## Begin EXTRACTED ENTRIES

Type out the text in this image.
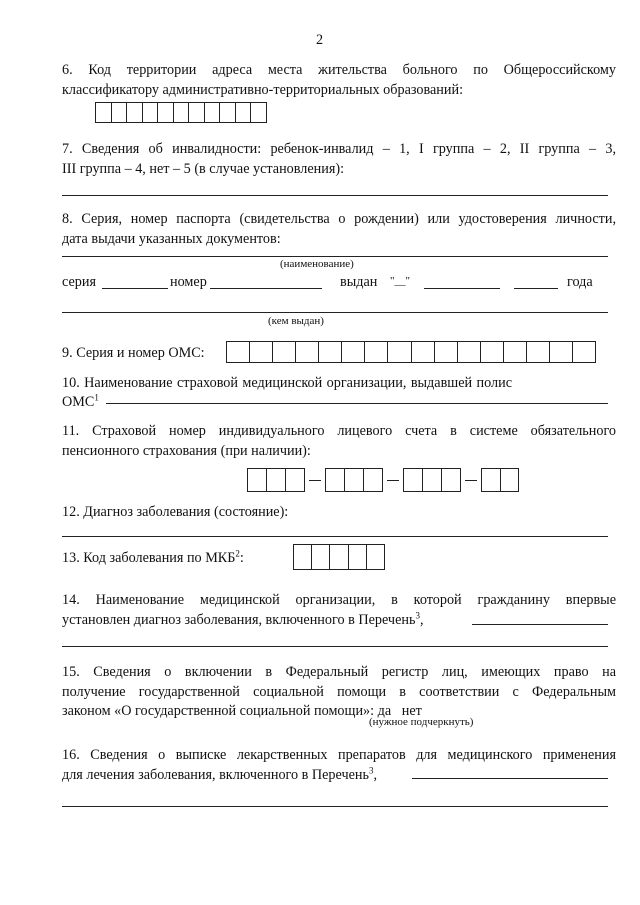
2
6. Код территории адреса места жительства больного по Общероссийскому
классификатору административно-территориальных образований:
7. Сведения об инвалидности: ребенок-инвалид – 1, I группа – 2, II группа – 3,
III группа – 4, нет – 5 (в случае установления):
8. Серия, номер паспорта (свидетельства о рождении) или удостоверения личности,
дата выдачи указанных документов:
(наименование)
серия	номер	выдан "__"	года
(кем выдан)
9. Серия и номер ОМС:
10. Наименование страховой медицинской организации, выдавшей полис
ОМС$^1$
11. Страховой номер индивидуального лицевого счета в системе обязательного
пенсионного страхования (при наличии):
12. Диагноз заболевания (состояние):
13. Код заболевания по МКБ$^2$:
14. Наименование медицинской организации, в которой гражданину впервые
установлен диагноз заболевания, включенного в Перечень$^3$,
15. Сведения о включении в Федеральный регистр лиц, имеющих право на
получение государственной социальной помощи в соответствии с Федеральным
законом «О государственной социальной помощи»: да нет
(нужное подчеркнуть)
16. Сведения о выписке лекарственных препаратов для медицинского применения
для лечения заболевания, включенного в Перечень$^3$,
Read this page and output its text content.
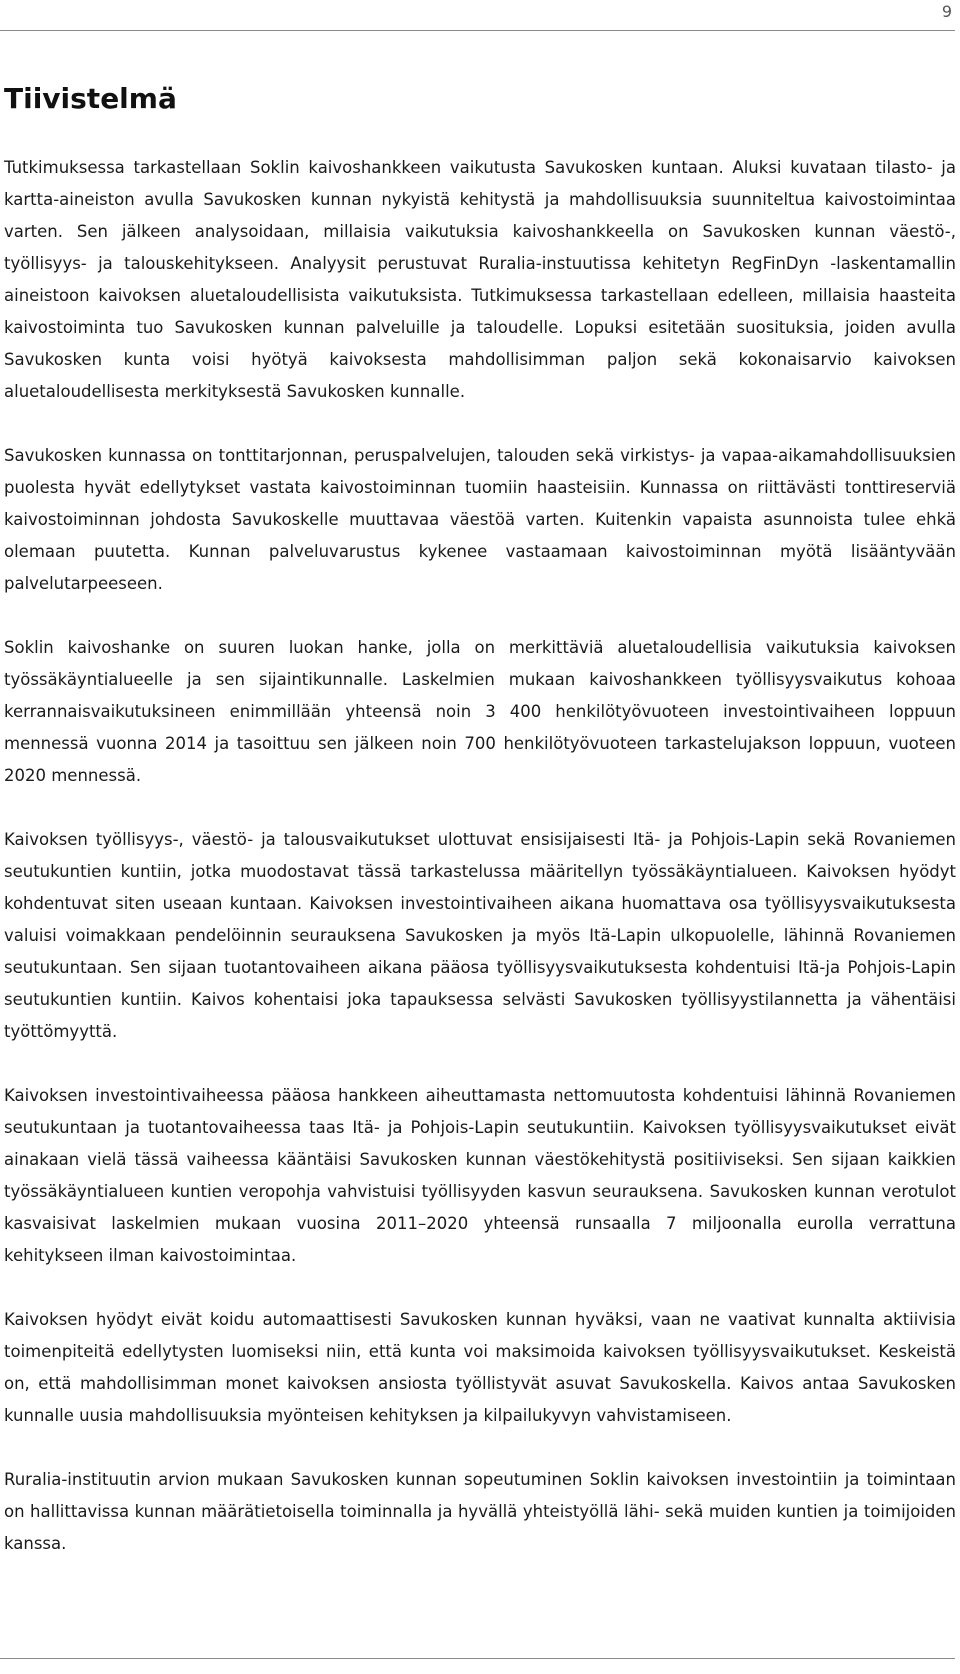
9
Tiivistelmä

Tutkimuksessa tarkastellaan Soklin kaivoshankkeen vaikutusta Savukosken kuntaan. Aluksi kuvataan tilasto- ja kartta-aineiston avulla Savukosken kunnan nykyistä kehitystä ja mahdollisuuksia suunniteltua kaivostoimintaa varten. Sen jälkeen analysoidaan, millaisia vaikutuksia kaivoshankkeella on Savukosken kunnan väestö-, työllisyys- ja talouskehitykseen. Analyysit perustuvat Ruralia-instuutissa kehitetyn RegFinDyn -laskentamallin aineistoon kaivoksen aluetaloudellisista vaikutuksista. Tutkimuksessa tarkastellaan edelleen, millaisia haasteita kaivostoiminta tuo Savukosken kunnan palveluille ja taloudelle. Lopuksi esitetään suosituksia, joiden avulla Savukosken kunta voisi hyötyä kaivoksesta mahdollisimman paljon sekä kokonaisarvio kaivoksen aluetaloudellisesta merkityksestä Savukosken kunnalle.

Savukosken kunnassa on tonttitarjonnan, peruspalvelujen, talouden sekä virkistys- ja vapaa-aikamahdollisuuksien puolesta hyvät edellytykset vastata kaivostoiminnan tuomiin haasteisiin. Kunnassa on riittävästi tonttireserviä kaivostoiminnan johdosta Savukoskelle muuttavaa väestöä varten. Kuitenkin vapaista asunnoista tulee ehkä olemaan puutetta. Kunnan palveluvarustus kykenee vastaamaan kaivostoiminnan myötä lisääntyvään palvelutarpeeseen.

Soklin kaivoshanke on suuren luokan hanke, jolla on merkittäviä aluetaloudellisia vaikutuksia kaivoksen työssäkäyntialueelle ja sen sijaintikunnalle. Laskelmien mukaan kaivoshankkeen työllisyysvaikutus kohoaa kerrannaisvaikutuksineen enimmillään yhteensä noin 3 400 henkilötyövuoteen investointivaiheen loppuun mennessä vuonna 2014 ja tasoittuu sen jälkeen noin 700 henkilötyövuoteen tarkastelujakson loppuun, vuoteen 2020 mennessä.

Kaivoksen työllisyys-, väestö- ja talousvaikutukset ulottuvat ensisijaisesti Itä- ja Pohjois-Lapin sekä Rovaniemen seutukuntien kuntiin, jotka muodostavat tässä tarkastelussa määritellyn työssäkäyntialueen. Kaivoksen hyödyt kohdentuvat siten useaan kuntaan. Kaivoksen investointivaiheen aikana huomattava osa työllisyysvaikutuksesta valuisi voimakkaan pendelöinnin seurauksena Savukosken ja myös Itä-Lapin ulkopuolelle, lähinnä Rovaniemen seutukuntaan. Sen sijaan tuotantovaiheen aikana pääosa työllisyysvaikutuksesta kohdentuisi Itä-ja Pohjois-Lapin seutukuntien kuntiin. Kaivos kohentaisi joka tapauksessa selvästi Savukosken työllisyystilannetta ja vähentäisi työttömyyttä.

Kaivoksen investointivaiheessa pääosa hankkeen aiheuttamasta nettomuutosta kohdentuisi lähinnä Rovaniemen seutukuntaan ja tuotantovaiheessa taas Itä- ja Pohjois-Lapin seutukuntiin. Kaivoksen työllisyysvaikutukset eivät ainakaan vielä tässä vaiheessa kääntäisi Savukosken kunnan väestökehitystä positiiviseksi. Sen sijaan kaikkien työssäkäyntialueen kuntien veropohja vahvistuisi työllisyyden kasvun seurauksena. Savukosken kunnan verotulot kasvaisivat laskelmien mukaan vuosina 2011–2020 yhteensä runsaalla 7 miljoonalla eurolla verrattuna kehitykseen ilman kaivostoimintaa.

Kaivoksen hyödyt eivät koidu automaattisesti Savukosken kunnan hyväksi, vaan ne vaativat kunnalta aktiivisia toimenpiteitä edellytysten luomiseksi niin, että kunta voi maksimoida kaivoksen työllisyysvaikutukset. Keskeistä on, että mahdollisimman monet kaivoksen ansiosta työllistyvät asuvat Savukoskella. Kaivos antaa Savukosken kunnalle uusia mahdollisuuksia myönteisen kehityksen ja kilpailukyvyn vahvistamiseen.

Ruralia-instituutin arvion mukaan Savukosken kunnan sopeutuminen Soklin kaivoksen investointiin ja toimintaan on hallittavissa kunnan määrätietoisella toiminnalla ja hyvällä yhteistyöllä lähi- sekä muiden kuntien ja toimijoiden kanssa.
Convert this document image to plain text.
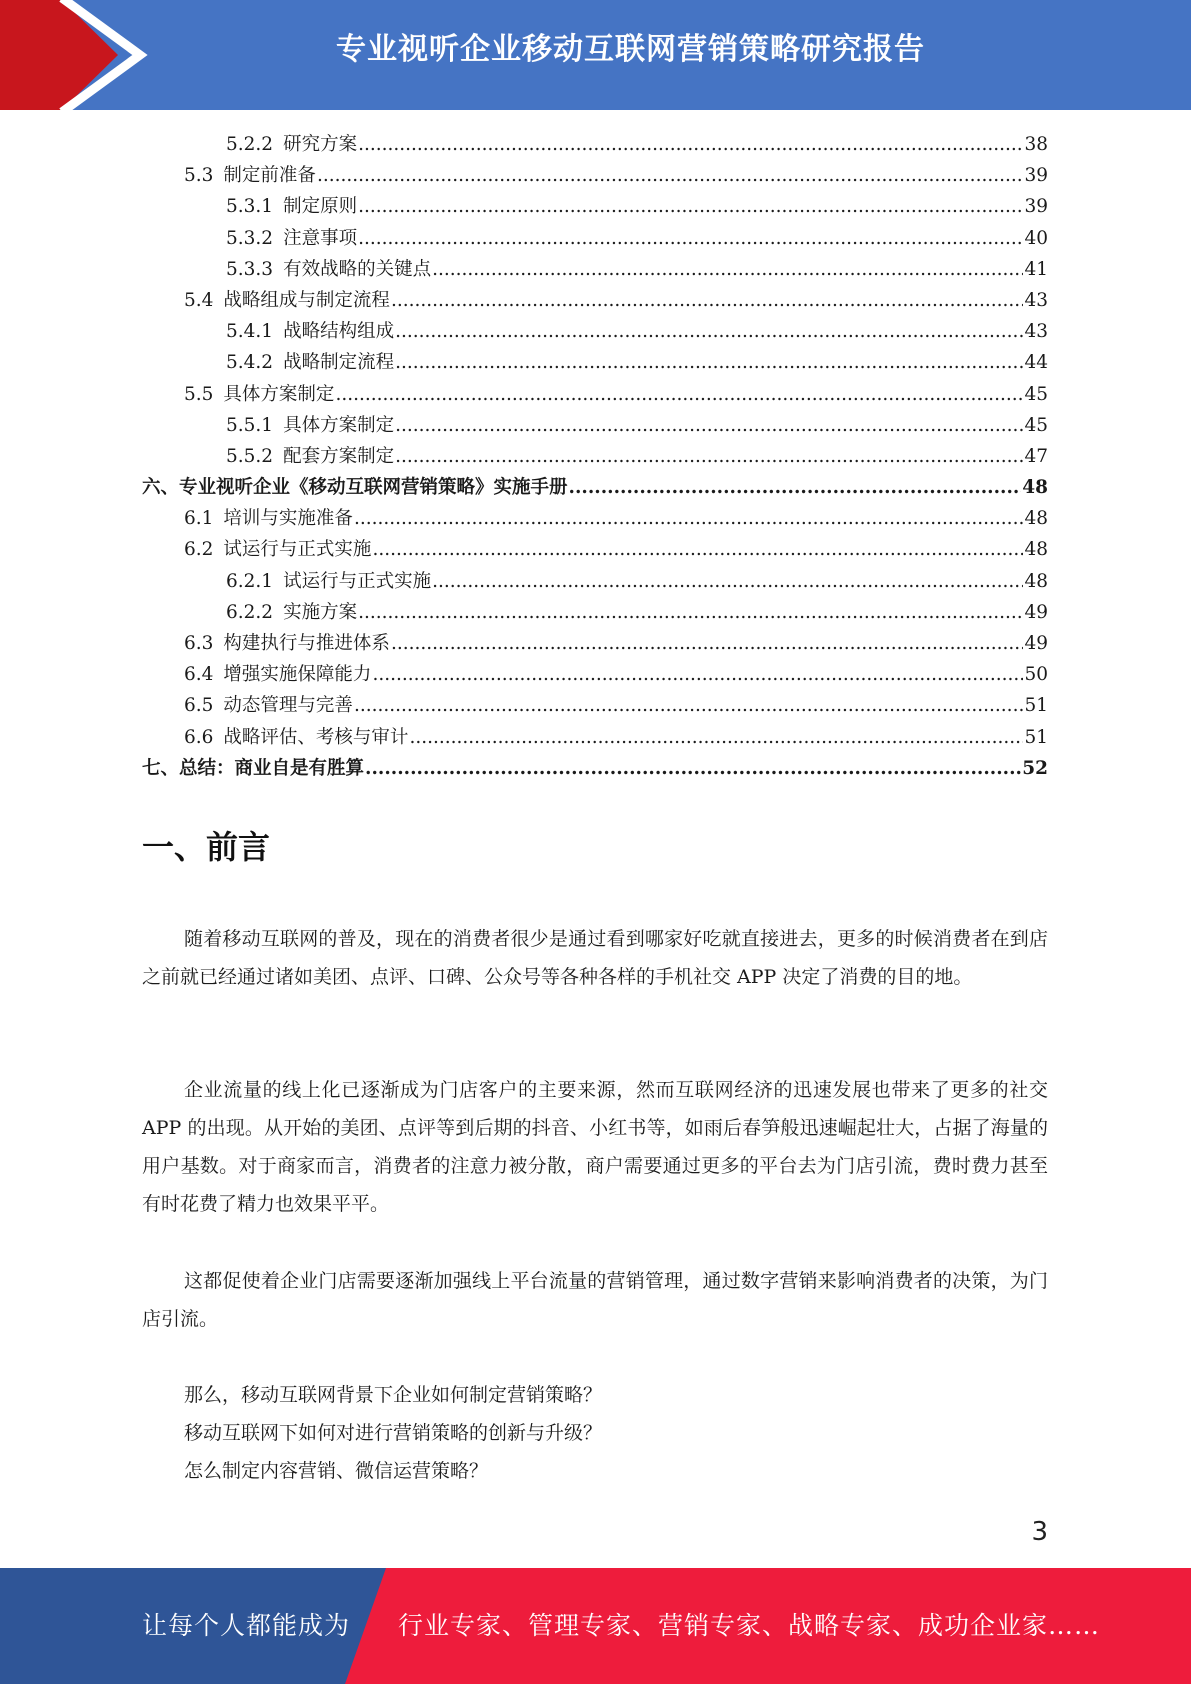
专业视听企业移动互联网营销策略研究报告
5.2.2 研究方案 .....	38
5.3 制定前准备 .....	39
5.3.1 制定原则 .....	39
5.3.2 注意事项 .....	40
5.3.3 有效战略的关键点 .....	41
5.4 战略组成与制定流程 .....	43
5.4.1 战略结构组成 .....	43
5.4.2 战略制定流程 .....	44
5.5 具体方案制定 .....	45
5.5.1 具体方案制定 .....	45
5.5.2 配套方案制定 .....	47
六、专业视听企业《移动互联网营销策略》实施手册 .....	48
6.1 培训与实施准备 .....	48
6.2 试运行与正式实施 .....	48
6.2.1 试运行与正式实施 .....	48
6.2.2 实施方案 .....	49
6.3 构建执行与推进体系 .....	49
6.4 增强实施保障能力 .....	50
6.5 动态管理与完善 .....	51
6.6 战略评估、考核与审计 .....	51
七、总结：商业自是有胜算 .....	52
一、前言

随着移动互联网的普及，现在的消费者很少是通过看到哪家好吃就直接进去，更多的时候消费者在到店之前就已经通过诸如美团、点评、口碑、公众号等各种各样的手机社交 APP 决定了消费的目的地。

企业流量的线上化已逐渐成为门店客户的主要来源，然而互联网经济的迅速发展也带来了更多的社交 APP 的出现。从开始的美团、点评等到后期的抖音、小红书等，如雨后春笋般迅速崛起壮大，占据了海量的用户基数。对于商家而言，消费者的注意力被分散，商户需要通过更多的平台去为门店引流，费时费力甚至有时花费了精力也效果平平。

这都促使着企业门店需要逐渐加强线上平台流量的营销管理，通过数字营销来影响消费者的决策，为门店引流。

那么，移动互联网背景下企业如何制定营销策略？
移动互联网下如何对进行营销策略的创新与升级？
怎么制定内容营销、微信运营策略？
3
让每个人都能成为 行业专家、管理专家、营销专家、战略专家、成功企业家……
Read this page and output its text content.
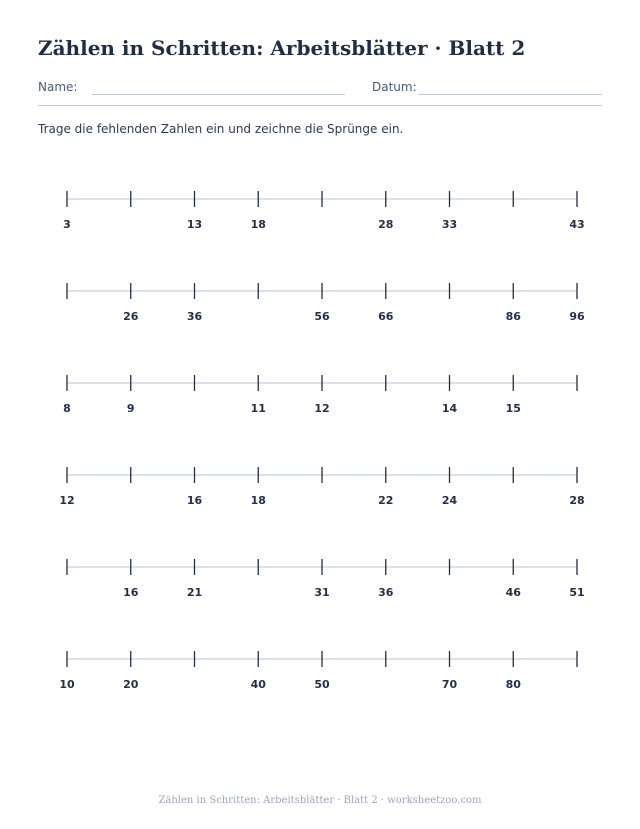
Zählen in Schritten: Arbeitsblätter · Blatt 2
Name:	Datum:
Trage die fehlenden Zahlen ein und zeichne die Sprünge ein.
3	13	18	28	33	43
26	36	56	66	86	96
8	9	11	12	14	15
12	16	18	22	24	28
16	21	31	36	46	51
10	20	40	50	70	80
Zählen in Schritten: Arbeitsblätter · Blatt 2 · worksheetzoo.com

## End EXTRACTED ENTRIES

### WHAT THE TASK ASKS
Reproduce all of the material exactly, apart from the pictures.

### OUTPUT BELOW
Type out the text in this image.
2
6. Код территории адреса места жительства больного по Общероссийскому
классификатору административно-территориальных образований:
7. Сведения об инвалидности: ребенок-инвалид – 1, I группа – 2, II группа – 3,
III группа – 4, нет – 5 (в случае установления):
8. Серия, номер паспорта (свидетельства о рождении) или удостоверения личности,
дата выдачи указанных документов:
(наименование)
серия	номер	выдан "__"	года
(кем выдан)
9. Серия и номер ОМС:
10. Наименование страховой медицинской организации, выдавшей полис
ОМС$^1$
11. Страховой номер индивидуального лицевого счета в системе обязательного
пенсионного страхования (при наличии):
12. Диагноз заболевания (состояние):
13. Код заболевания по МКБ$^2$:
14. Наименование медицинской организации, в которой гражданину впервые
установлен диагноз заболевания, включенного в Перечень$^3$,
15. Сведения о включении в Федеральный регистр лиц, имеющих право на
получение государственной социальной помощи в соответствии с Федеральным
законом «О государственной социальной помощи»: да нет
(нужное подчеркнуть)
16. Сведения о выписке лекарственных препаратов для медицинского применения
для лечения заболевания, включенного в Перечень$^3$,
Read this page and output its text content.
9
Tiivistelmä

Tutkimuksessa tarkastellaan Soklin kaivoshankkeen vaikutusta Savukosken kuntaan. Aluksi kuvataan tilasto- ja kartta-aineiston avulla Savukosken kunnan nykyistä kehitystä ja mahdollisuuksia suunniteltua kaivostoimintaa varten. Sen jälkeen analysoidaan, millaisia vaikutuksia kaivoshankkeella on Savukosken kunnan väestö-, työllisyys- ja talouskehitykseen. Analyysit perustuvat Ruralia-instuutissa kehitetyn RegFinDyn -laskentamallin aineistoon kaivoksen aluetaloudellisista vaikutuksista. Tutkimuksessa tarkastellaan edelleen, millaisia haasteita kaivostoiminta tuo Savukosken kunnan palveluille ja taloudelle. Lopuksi esitetään suosituksia, joiden avulla Savukosken kunta voisi hyötyä kaivoksesta mahdollisimman paljon sekä kokonaisarvio kaivoksen aluetaloudellisesta merkityksestä Savukosken kunnalle.

Savukosken kunnassa on tonttitarjonnan, peruspalvelujen, talouden sekä virkistys- ja vapaa-aikamahdollisuuksien puolesta hyvät edellytykset vastata kaivostoiminnan tuomiin haasteisiin. Kunnassa on riittävästi tonttireserviä kaivostoiminnan johdosta Savukoskelle muuttavaa väestöä varten. Kuitenkin vapaista asunnoista tulee ehkä olemaan puutetta. Kunnan palveluvarustus kykenee vastaamaan kaivostoiminnan myötä lisääntyvään palvelutarpeeseen.

Soklin kaivoshanke on suuren luokan hanke, jolla on merkittäviä aluetaloudellisia vaikutuksia kaivoksen työssäkäyntialueelle ja sen sijaintikunnalle. Laskelmien mukaan kaivoshankkeen työllisyysvaikutus kohoaa kerrannaisvaikutuksineen enimmillään yhteensä noin 3 400 henkilötyövuoteen investointivaiheen loppuun mennessä vuonna 2014 ja tasoittuu sen jälkeen noin 700 henkilötyövuoteen tarkastelujakson loppuun, vuoteen 2020 mennessä.

Kaivoksen työllisyys-, väestö- ja talousvaikutukset ulottuvat ensisijaisesti Itä- ja Pohjois-Lapin sekä Rovaniemen seutukuntien kuntiin, jotka muodostavat tässä tarkastelussa määritellyn työssäkäyntialueen. Kaivoksen hyödyt kohdentuvat siten useaan kuntaan. Kaivoksen investointivaiheen aikana huomattava osa työllisyysvaikutuksesta valuisi voimakkaan pendelöinnin seurauksena Savukosken ja myös Itä-Lapin ulkopuolelle, lähinnä Rovaniemen seutukuntaan. Sen sijaan tuotantovaiheen aikana pääosa työllisyysvaikutuksesta kohdentuisi Itä-ja Pohjois-Lapin seutukuntien kuntiin. Kaivos kohentaisi joka tapauksessa selvästi Savukosken työllisyystilannetta ja vähentäisi työttömyyttä.

Kaivoksen investointivaiheessa pääosa hankkeen aiheuttamasta nettomuutosta kohdentuisi lähinnä Rovaniemen seutukuntaan ja tuotantovaiheessa taas Itä- ja Pohjois-Lapin seutukuntiin. Kaivoksen työllisyysvaikutukset eivät ainakaan vielä tässä vaiheessa kääntäisi Savukosken kunnan väestökehitystä positiiviseksi. Sen sijaan kaikkien työssäkäyntialueen kuntien veropohja vahvistuisi työllisyyden kasvun seurauksena. Savukosken kunnan verotulot kasvaisivat laskelmien mukaan vuosina 2011–2020 yhteensä runsaalla 7 miljoonalla eurolla verrattuna kehitykseen ilman kaivostoimintaa.

Kaivoksen hyödyt eivät koidu automaattisesti Savukosken kunnan hyväksi, vaan ne vaativat kunnalta aktiivisia toimenpiteitä edellytysten luomiseksi niin, että kunta voi maksimoida kaivoksen työllisyysvaikutukset. Keskeistä on, että mahdollisimman monet kaivoksen ansiosta työllistyvät asuvat Savukoskella. Kaivos antaa Savukosken kunnalle uusia mahdollisuuksia myönteisen kehityksen ja kilpailukyvyn vahvistamiseen.

Ruralia-instituutin arvion mukaan Savukosken kunnan sopeutuminen Soklin kaivoksen investointiin ja toimintaan on hallittavissa kunnan määrätietoisella toiminnalla ja hyvällä yhteistyöllä lähi- sekä muiden kuntien ja toimijoiden kanssa.
Convert this document image to plain text.
专业视听企业移动互联网营销策略研究报告
5.2.2 研究方案 .....	38
5.3 制定前准备 .....	39
5.3.1 制定原则 .....	39
5.3.2 注意事项 .....	40
5.3.3 有效战略的关键点 .....	41
5.4 战略组成与制定流程 .....	43
5.4.1 战略结构组成 .....	43
5.4.2 战略制定流程 .....	44
5.5 具体方案制定 .....	45
5.5.1 具体方案制定 .....	45
5.5.2 配套方案制定 .....	47
六、专业视听企业《移动互联网营销策略》实施手册 .....	48
6.1 培训与实施准备 .....	48
6.2 试运行与正式实施 .....	48
6.2.1 试运行与正式实施 .....	48
6.2.2 实施方案 .....	49
6.3 构建执行与推进体系 .....	49
6.4 增强实施保障能力 .....	50
6.5 动态管理与完善 .....	51
6.6 战略评估、考核与审计 .....	51
七、总结：商业自是有胜算 .....	52
一、前言

随着移动互联网的普及，现在的消费者很少是通过看到哪家好吃就直接进去，更多的时候消费者在到店之前就已经通过诸如美团、点评、口碑、公众号等各种各样的手机社交 APP 决定了消费的目的地。

企业流量的线上化已逐渐成为门店客户的主要来源，然而互联网经济的迅速发展也带来了更多的社交 APP 的出现。从开始的美团、点评等到后期的抖音、小红书等，如雨后春笋般迅速崛起壮大，占据了海量的用户基数。对于商家而言，消费者的注意力被分散，商户需要通过更多的平台去为门店引流，费时费力甚至有时花费了精力也效果平平。

这都促使着企业门店需要逐渐加强线上平台流量的营销管理，通过数字营销来影响消费者的决策，为门店引流。

那么，移动互联网背景下企业如何制定营销策略？
移动互联网下如何对进行营销策略的创新与升级？
怎么制定内容营销、微信运营策略？
3
让每个人都能成为 行业专家、管理专家、营销专家、战略专家、成功企业家……
Read this page and output its text content.
Zählen in Schritten: Arbeitsblätter · Blatt 2
Name:	Datum:
Trage die fehlenden Zahlen ein und zeichne die Sprünge ein.
3	13	18	28	33	43
26	36	56	66	86	96
8	9	11	12	14	15
12	16	18	22	24	28
16	21	31	36	46	51
10	20	40	50	70	80
Zählen in Schritten: Arbeitsblätter · Blatt 2 · worksheetzoo.com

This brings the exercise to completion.